§ **THE PROBLEM**
Work through the following lines and count those that hold the word "screenshot". Reply with that number only.

-------- EXERCISE MATERIALS

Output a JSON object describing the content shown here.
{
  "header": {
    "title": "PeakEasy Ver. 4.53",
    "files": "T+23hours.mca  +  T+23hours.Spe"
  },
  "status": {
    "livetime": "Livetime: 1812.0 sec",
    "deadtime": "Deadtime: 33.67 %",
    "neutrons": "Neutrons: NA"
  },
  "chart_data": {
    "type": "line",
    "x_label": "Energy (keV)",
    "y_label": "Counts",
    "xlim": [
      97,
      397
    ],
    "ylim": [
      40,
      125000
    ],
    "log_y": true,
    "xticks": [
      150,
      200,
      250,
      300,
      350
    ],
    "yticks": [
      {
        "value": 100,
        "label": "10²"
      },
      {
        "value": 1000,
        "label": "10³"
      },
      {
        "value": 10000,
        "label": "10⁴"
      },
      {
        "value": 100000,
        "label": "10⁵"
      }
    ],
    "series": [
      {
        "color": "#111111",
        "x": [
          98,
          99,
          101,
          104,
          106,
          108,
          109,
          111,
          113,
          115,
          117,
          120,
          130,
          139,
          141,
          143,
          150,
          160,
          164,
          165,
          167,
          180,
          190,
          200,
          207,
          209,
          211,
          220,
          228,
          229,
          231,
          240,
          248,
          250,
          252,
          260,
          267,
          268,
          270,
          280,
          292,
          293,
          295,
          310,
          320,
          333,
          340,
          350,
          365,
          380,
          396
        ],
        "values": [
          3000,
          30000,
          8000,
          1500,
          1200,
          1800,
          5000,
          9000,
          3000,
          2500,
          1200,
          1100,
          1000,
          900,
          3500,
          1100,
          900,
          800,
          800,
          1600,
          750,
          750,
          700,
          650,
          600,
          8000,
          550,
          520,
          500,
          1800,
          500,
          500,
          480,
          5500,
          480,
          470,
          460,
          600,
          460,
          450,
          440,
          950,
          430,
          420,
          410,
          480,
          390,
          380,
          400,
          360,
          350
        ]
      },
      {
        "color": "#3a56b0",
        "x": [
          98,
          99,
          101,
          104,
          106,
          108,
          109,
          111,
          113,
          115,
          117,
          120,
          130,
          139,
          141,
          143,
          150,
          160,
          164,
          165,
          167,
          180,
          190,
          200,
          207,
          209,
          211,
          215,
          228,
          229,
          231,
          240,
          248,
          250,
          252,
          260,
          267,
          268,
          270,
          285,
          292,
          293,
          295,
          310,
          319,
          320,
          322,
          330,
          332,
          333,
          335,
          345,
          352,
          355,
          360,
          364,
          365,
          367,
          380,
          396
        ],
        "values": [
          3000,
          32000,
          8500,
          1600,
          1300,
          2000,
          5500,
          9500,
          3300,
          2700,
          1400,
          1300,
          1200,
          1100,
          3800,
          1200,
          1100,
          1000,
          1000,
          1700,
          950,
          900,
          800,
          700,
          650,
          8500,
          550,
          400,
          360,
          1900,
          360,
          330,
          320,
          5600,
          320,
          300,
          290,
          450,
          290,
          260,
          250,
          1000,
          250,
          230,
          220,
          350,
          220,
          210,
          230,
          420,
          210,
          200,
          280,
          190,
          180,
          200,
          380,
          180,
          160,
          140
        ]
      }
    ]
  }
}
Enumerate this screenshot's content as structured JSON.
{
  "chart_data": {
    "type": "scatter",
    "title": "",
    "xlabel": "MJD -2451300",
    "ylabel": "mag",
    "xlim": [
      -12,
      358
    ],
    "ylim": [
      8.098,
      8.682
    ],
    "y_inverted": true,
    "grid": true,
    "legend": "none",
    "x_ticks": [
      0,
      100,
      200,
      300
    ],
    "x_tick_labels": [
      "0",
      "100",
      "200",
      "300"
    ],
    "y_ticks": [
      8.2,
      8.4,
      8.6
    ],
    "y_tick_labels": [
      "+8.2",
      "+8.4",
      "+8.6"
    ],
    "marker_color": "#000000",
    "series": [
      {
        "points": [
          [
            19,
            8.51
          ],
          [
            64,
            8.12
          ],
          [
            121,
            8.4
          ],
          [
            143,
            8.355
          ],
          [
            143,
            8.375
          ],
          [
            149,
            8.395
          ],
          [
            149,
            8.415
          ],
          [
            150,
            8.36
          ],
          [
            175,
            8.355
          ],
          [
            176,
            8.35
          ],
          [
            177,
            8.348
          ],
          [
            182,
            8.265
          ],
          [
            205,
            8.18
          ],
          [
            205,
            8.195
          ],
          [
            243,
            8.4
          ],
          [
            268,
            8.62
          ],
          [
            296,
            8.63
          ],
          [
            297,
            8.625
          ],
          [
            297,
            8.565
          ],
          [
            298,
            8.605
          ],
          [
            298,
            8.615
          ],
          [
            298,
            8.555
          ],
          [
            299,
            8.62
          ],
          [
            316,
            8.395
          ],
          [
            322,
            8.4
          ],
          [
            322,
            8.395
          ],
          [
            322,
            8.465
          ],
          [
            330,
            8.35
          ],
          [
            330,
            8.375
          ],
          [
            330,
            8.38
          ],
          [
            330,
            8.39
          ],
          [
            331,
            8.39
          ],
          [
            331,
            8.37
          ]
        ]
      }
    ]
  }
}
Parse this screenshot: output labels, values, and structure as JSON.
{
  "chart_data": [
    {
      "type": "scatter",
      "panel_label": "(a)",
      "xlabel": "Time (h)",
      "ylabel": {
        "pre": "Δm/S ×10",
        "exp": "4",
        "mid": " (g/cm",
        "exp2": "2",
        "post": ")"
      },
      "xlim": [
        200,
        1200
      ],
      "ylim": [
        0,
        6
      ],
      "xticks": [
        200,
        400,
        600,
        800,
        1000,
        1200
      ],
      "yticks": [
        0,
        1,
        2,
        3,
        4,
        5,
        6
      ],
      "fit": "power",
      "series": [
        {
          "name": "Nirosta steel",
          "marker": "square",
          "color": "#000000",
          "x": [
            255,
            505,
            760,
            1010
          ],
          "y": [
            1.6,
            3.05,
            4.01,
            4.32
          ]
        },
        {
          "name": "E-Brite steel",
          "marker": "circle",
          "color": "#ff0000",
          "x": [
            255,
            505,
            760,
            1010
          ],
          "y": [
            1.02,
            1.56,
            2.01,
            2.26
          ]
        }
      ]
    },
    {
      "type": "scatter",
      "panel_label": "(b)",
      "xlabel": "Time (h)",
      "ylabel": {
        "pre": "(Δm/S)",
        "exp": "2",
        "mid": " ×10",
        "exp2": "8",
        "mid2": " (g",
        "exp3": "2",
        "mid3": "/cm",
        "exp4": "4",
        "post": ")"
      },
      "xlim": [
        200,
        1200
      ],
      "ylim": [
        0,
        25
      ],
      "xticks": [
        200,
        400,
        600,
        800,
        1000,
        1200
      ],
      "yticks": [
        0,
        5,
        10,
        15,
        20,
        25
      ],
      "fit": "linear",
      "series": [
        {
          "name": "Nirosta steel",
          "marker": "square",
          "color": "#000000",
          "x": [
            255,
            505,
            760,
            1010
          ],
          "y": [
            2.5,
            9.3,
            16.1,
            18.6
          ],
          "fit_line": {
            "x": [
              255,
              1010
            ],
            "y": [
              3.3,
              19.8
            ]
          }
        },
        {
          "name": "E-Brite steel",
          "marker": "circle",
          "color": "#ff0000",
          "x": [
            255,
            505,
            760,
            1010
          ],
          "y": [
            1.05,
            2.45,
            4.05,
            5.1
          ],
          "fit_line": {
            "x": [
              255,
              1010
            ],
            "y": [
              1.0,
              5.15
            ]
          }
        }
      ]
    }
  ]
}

----------------

§ **ANSWER**
2